- WHAT IS BEING ASKED: Determine which lines of the records include the word "this", and copy them.

- SUPPLIED ENTRIES:
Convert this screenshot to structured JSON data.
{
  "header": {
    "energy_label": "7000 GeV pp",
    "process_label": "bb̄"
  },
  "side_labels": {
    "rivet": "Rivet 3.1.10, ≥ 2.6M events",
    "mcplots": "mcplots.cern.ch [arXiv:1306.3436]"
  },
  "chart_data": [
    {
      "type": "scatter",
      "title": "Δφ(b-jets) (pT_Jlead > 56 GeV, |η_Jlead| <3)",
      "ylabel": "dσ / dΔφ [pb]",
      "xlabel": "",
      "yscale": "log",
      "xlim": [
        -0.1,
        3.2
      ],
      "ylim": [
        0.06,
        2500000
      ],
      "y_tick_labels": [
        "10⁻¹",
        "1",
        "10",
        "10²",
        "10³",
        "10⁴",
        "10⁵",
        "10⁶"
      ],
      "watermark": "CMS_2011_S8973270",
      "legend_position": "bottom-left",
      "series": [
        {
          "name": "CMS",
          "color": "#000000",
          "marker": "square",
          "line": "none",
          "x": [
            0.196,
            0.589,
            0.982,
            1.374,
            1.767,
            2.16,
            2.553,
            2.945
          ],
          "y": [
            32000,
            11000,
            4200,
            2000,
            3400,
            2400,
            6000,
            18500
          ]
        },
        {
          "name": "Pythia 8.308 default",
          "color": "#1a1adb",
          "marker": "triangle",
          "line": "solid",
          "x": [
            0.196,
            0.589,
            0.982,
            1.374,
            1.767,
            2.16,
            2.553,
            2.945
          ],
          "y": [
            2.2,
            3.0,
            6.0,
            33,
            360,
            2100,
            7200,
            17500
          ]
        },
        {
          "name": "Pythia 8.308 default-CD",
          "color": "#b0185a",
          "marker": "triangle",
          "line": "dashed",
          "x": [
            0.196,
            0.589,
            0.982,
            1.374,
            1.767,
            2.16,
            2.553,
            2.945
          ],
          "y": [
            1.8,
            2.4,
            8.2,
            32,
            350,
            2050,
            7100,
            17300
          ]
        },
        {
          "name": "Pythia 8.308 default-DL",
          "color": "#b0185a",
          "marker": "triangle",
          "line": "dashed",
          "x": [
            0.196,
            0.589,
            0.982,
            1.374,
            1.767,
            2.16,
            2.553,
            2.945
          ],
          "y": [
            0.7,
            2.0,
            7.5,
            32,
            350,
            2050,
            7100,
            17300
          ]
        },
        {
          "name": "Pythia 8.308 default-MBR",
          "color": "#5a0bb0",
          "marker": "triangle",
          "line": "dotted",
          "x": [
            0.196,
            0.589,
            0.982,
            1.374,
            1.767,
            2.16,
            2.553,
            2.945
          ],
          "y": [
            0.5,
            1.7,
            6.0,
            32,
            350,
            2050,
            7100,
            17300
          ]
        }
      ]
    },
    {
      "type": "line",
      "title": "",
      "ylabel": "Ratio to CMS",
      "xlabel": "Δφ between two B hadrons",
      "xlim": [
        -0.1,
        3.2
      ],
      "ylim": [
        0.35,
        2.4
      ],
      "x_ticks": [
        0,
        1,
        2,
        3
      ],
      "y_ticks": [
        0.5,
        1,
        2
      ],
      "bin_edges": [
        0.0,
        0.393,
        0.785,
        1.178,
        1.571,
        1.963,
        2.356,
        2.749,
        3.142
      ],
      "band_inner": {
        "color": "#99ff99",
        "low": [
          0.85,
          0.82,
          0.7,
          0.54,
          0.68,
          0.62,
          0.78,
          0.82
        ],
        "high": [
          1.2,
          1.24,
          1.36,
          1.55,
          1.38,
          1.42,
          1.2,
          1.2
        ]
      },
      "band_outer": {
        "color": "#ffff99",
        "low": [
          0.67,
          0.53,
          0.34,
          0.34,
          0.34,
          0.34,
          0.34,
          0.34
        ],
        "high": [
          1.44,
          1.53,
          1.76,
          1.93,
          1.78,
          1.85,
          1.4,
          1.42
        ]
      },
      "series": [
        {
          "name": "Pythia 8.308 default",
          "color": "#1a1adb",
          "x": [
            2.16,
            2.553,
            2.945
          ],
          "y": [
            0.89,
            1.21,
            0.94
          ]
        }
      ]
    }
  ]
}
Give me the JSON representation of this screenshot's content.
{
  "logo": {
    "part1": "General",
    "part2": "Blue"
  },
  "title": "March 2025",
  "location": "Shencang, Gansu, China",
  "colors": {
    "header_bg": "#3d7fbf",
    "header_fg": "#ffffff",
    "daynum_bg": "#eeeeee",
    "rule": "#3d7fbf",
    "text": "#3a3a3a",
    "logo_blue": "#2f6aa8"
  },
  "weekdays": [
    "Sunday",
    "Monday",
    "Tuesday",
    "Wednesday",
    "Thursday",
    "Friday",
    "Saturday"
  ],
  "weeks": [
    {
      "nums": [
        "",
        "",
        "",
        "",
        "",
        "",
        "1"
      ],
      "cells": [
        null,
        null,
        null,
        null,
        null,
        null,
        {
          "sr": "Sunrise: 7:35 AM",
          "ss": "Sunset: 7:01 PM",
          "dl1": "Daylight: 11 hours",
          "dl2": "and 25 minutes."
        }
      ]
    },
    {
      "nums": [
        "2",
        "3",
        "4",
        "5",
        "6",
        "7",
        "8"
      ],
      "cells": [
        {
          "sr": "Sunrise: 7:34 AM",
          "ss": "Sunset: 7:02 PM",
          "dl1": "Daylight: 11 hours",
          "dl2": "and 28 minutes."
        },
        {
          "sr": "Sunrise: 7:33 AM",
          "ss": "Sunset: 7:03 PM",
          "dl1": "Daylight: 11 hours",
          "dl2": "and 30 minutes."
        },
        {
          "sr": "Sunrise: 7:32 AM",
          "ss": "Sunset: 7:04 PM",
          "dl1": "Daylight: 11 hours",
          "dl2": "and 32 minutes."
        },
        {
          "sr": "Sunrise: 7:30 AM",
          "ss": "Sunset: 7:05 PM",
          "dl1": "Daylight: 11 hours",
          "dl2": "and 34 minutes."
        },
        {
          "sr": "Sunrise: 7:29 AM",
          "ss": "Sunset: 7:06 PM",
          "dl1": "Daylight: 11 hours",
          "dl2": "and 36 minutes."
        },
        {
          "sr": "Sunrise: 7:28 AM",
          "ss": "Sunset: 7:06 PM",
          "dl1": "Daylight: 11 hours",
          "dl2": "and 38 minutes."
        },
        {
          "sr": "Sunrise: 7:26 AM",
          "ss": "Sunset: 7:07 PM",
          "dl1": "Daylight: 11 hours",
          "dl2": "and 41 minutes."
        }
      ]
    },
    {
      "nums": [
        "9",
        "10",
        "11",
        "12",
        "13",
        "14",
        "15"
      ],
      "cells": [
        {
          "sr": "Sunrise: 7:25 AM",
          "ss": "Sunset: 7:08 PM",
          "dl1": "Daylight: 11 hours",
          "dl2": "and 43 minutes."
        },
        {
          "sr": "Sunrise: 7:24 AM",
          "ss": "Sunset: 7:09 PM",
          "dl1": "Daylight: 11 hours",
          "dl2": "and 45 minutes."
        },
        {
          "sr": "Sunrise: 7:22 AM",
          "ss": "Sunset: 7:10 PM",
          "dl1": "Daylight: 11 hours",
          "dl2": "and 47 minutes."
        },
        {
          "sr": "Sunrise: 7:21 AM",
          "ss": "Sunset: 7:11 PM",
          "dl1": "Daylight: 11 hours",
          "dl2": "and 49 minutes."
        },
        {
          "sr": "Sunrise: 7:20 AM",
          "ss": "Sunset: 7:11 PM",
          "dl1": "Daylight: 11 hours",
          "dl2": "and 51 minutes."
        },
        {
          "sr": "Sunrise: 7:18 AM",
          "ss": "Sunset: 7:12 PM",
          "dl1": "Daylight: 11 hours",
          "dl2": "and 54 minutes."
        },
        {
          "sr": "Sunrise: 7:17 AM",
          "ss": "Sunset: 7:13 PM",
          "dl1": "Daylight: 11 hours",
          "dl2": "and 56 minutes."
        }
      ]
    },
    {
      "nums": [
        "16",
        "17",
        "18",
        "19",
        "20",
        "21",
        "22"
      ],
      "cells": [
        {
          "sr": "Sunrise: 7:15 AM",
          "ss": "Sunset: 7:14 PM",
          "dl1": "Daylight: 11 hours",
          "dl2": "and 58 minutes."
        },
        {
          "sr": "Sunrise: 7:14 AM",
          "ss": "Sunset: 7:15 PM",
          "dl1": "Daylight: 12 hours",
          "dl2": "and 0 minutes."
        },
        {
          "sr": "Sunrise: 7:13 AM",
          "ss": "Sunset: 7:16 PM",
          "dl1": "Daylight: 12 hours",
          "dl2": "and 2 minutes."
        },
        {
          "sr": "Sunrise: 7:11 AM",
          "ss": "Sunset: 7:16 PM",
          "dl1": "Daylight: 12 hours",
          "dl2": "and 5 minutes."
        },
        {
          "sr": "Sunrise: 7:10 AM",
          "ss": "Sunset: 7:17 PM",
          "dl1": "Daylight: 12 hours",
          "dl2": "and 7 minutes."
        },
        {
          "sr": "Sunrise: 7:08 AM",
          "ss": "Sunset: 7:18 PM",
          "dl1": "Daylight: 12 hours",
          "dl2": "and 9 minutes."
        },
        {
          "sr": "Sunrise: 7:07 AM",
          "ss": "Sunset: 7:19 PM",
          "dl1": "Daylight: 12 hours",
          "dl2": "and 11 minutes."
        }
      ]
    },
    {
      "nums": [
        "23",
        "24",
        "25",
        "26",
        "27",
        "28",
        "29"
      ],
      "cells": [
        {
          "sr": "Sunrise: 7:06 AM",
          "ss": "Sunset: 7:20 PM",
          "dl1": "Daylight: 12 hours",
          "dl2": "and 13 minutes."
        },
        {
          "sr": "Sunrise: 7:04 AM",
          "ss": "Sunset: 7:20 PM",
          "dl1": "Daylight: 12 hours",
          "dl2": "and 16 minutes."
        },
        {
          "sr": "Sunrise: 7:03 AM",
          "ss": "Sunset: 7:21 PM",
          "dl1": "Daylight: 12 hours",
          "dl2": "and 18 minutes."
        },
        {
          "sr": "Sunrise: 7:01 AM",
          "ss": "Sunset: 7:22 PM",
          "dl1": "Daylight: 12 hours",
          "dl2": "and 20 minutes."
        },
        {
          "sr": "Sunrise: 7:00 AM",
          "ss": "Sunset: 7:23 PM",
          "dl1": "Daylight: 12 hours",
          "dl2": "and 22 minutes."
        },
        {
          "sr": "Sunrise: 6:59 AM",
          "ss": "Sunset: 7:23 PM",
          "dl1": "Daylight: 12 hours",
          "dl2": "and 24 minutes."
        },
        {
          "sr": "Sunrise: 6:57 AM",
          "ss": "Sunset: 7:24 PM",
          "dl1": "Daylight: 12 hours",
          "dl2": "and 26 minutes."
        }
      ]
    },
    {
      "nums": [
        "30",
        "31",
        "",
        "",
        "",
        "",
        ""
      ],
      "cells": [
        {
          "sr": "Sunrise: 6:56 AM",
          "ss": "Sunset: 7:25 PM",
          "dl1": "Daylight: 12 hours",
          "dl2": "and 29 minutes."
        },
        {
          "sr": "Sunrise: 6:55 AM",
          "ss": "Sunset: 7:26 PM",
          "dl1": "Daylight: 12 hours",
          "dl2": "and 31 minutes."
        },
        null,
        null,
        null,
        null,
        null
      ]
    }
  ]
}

- TASK SOLUTION:
Convert this screenshot to structured JSON data.
Give me the JSON representation of this screenshot's content.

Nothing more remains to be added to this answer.